• **TEXT**:
You are viewing a plain text version of this content. The canonical link for it is here.
Posted to dev@subversion.apache.org by Greg Hudson <gh...@MIT.EDU> on 2002/05/11 15:30:50 UTC

Re: svn commit: rev 1912 - trunk/subversion/include trunk/subversion/libsvn_subr trunk/subversion/libsvn_repos

On Thu, 2002-05-09 at 00:23, sussman@tigris.org wrote:
> +  while (1)
> +    {
> +      numbytes = 1;
> +      SVN_ERR (svn_stream_read (stream, &c, &numbytes));
> +
> +      if ((c == '\n'))
> +        break;
> +
> +      svn_stringbuf_appendbytes (str, &c, 1);
> +    }

This seems likely to be a real performance killer.

I think you need to create a buffered stream object if you want to
abstract out line-reading.  Or maybe just reevaluate whether you really
need an svn_stream here, instead of something less generic like an APR
file.


---------------------------------------------------------------------
To unsubscribe, e-mail: dev-unsubscribe@subversion.tigris.org
For additional commands, e-mail: dev-help@subversion.tigris.org

Re: svn commit: rev 1912 - trunk/subversion/include trunk/subversion/libsvn_subr trunk/subversion/libsvn_repos

Posted by Karl Fogel <kf...@newton.ch.collab.net>.
Greg Hudson <gh...@MIT.EDU> writes:
> Sure, there's buffering going on before we hit the actual system call
> layer.  But for each byte in the dump file, you're performing a function
> call (svn_stream_read), a function call through a pointer (the stream's
> read function), and another function call (fread), with a certain amount
> of extra gook in each.  Since dump files are large, I imagine that will
> add up to a lot of cycles.
> 
> Well, feel free to press on as you are, but if reading dumps is slow,
> that would be the first place I'd look.

I think your last paragraph really sums it up -- this is something to
remember for optimization later, but not necessarily to change now.

-K


---------------------------------------------------------------------
To unsubscribe, e-mail: dev-unsubscribe@subversion.tigris.org
For additional commands, e-mail: dev-help@subversion.tigris.org

Re: svn commit: rev 1912 - trunk/subversion/include trunk/subversion/libsvn_subr trunk/subversion/libsvn_repos

Posted by Ben Collins-Sussman <su...@collab.net>.
Greg Hudson <gh...@MIT.EDU> writes:

> On Sat, 2002-05-11 at 12:48, Ben Collins-Sussman wrote:
> > Well, I'm certain that we want our dumper and loader to operate on
> > generic svn_stream_t's.  We want maximum flexibility.
> 
> Why?

Purely on faith that gstein had a purpose in mind when he requested
streams instead of apr_file_t's.  I think he imagines that someday we
can do dumps or loads over network pipes or something.  

> 
> > We certainly *could* write a buffered stream_t, but at the moment, I
> > don't think we have a real problem.  The stream being read by the
> > loader is usually a stdio FILE * anyway, which means the operating
> > system is already buffering for us, no?

• **ITEMS**:
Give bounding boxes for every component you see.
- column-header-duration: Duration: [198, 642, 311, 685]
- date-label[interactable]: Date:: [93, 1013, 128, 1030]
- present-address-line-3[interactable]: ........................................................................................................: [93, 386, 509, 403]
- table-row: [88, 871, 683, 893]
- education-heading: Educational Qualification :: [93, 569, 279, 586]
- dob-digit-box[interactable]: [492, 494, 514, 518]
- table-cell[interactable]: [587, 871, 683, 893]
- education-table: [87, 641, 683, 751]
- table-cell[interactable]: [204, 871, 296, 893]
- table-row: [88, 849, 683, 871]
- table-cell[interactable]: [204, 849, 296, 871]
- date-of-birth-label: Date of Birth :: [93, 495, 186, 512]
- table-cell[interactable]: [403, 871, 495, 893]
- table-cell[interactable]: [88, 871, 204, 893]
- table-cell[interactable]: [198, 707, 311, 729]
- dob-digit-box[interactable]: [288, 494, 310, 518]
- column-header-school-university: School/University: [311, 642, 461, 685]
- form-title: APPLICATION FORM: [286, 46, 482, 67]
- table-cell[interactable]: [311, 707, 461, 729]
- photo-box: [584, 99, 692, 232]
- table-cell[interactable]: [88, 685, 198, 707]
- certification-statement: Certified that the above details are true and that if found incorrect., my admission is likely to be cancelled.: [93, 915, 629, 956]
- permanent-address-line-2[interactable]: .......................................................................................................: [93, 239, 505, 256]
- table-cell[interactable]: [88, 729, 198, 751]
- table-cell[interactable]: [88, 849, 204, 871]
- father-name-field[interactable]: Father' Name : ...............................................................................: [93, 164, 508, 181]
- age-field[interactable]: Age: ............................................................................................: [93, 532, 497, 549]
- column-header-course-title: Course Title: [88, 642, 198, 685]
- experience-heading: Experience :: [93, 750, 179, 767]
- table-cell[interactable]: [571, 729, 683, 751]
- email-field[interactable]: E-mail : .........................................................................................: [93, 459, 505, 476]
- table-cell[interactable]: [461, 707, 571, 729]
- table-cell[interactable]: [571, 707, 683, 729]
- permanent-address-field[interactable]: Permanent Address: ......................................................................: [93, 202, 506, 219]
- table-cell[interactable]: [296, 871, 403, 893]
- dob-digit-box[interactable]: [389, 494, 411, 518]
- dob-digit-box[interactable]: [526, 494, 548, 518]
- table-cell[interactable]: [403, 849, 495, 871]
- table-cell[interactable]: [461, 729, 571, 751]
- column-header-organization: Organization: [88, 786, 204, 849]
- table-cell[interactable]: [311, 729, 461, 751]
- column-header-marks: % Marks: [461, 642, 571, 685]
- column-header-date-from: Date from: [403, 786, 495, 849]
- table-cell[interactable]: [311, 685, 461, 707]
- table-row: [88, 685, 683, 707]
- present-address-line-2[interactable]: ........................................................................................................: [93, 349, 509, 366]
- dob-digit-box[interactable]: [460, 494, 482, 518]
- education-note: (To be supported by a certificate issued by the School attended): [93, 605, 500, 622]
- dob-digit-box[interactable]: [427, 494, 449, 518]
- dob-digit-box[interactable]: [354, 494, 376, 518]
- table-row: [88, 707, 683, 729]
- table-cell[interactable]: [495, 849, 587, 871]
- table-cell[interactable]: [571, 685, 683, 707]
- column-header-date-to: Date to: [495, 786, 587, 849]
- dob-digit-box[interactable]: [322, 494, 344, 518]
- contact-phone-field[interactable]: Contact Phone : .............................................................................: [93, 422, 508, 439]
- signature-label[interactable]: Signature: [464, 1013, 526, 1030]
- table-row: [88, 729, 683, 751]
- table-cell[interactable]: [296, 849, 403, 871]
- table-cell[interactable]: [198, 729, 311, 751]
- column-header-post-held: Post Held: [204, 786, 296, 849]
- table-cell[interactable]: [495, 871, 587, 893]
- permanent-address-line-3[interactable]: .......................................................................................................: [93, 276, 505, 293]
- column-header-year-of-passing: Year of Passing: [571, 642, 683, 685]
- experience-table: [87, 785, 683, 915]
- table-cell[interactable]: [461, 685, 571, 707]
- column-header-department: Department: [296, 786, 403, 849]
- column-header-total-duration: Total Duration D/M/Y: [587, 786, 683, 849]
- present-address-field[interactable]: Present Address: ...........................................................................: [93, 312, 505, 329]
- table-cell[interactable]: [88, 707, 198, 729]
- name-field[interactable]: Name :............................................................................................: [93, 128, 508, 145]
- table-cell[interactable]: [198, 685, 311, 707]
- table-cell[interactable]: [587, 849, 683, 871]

• **GIVEN INSTRUCTION 1**: Revise everything in the Subversion thread from "Posted by Karl" down to "lot of cycles.", replacing "fread" with "fgets".
• **GIVEN INSTRUCTION 2**: Pick up the Subversion thread and continue it from its last line.
The data can be set aside.

• **EXPECTED ANSWER 1**:
Posted by Karl Fogel <kf...@newton.ch.collab.net>.
Greg Hudson <gh...@MIT.EDU> writes:
> Sure, there's buffering going on before we hit the actual system call
> layer.  But for each byte in the dump file, you're performing a function
> call (svn_stream_read), a function call through a pointer (the stream's
> read function), and another function call (fgets), with a certain amount
> of extra gook in each.  Since dump files are large, I imagine that will
> add up to a lot of cycles.

• **EXPECTED ANSWER 2**:
> 
> Sure, there's buffering going on before we hit the actual system call
> layer.  But for each byte in the dump file, you're performing a function
> call (svn_stream_read), a function call through a pointer (the stream's
> read function), and another function call (fread), with a certain amount
> of extra gook in each.  Since dump files are large, I imagine that will
> add up to a lot of cycles.

Hmmm, true.   

However -- the "slow" readline functionality is really only being used
to read header blocks and property lists.  And these things, I reckon,
only make up maybe 10% of the data in a dumpstream.  The other 90% of
it is fulltexts, which we're slurping up in huge chunks of 102K at a
time.

And indeed, I don't notice any outrageous slowness.  Earlier today, I
tried doing this:

  $ svnadmin dump repo-bkp-1840 | svnadmin load newrepo

And it got about 100 revisions in pretty quickly.  The speed seemed
quite fast.

---------------------------------------------------------------------
To unsubscribe, e-mail: dev-unsubscribe@subversion.tigris.org
For additional commands, e-mail: dev-help@subversion.tigris.org

Re: svn commit: rev 1912 - trunk/subversion/include trunk/subversion/libsvn_subr trunk/subversion/libsvn_repos

Posted by Greg Hudson <gh...@MIT.EDU>.
On Sat, 2002-05-11 at 12:48, Ben Collins-Sussman wrote:
> Well, I'm certain that we want our dumper and loader to operate on
> generic svn_stream_t's.  We want maximum flexibility.

Why?

> We certainly *could* write a buffered stream_t, but at the moment, I
> don't think we have a real problem.  The stream being read by the
> loader is usually a stdio FILE * anyway, which means the operating
> system is already buffering for us, no?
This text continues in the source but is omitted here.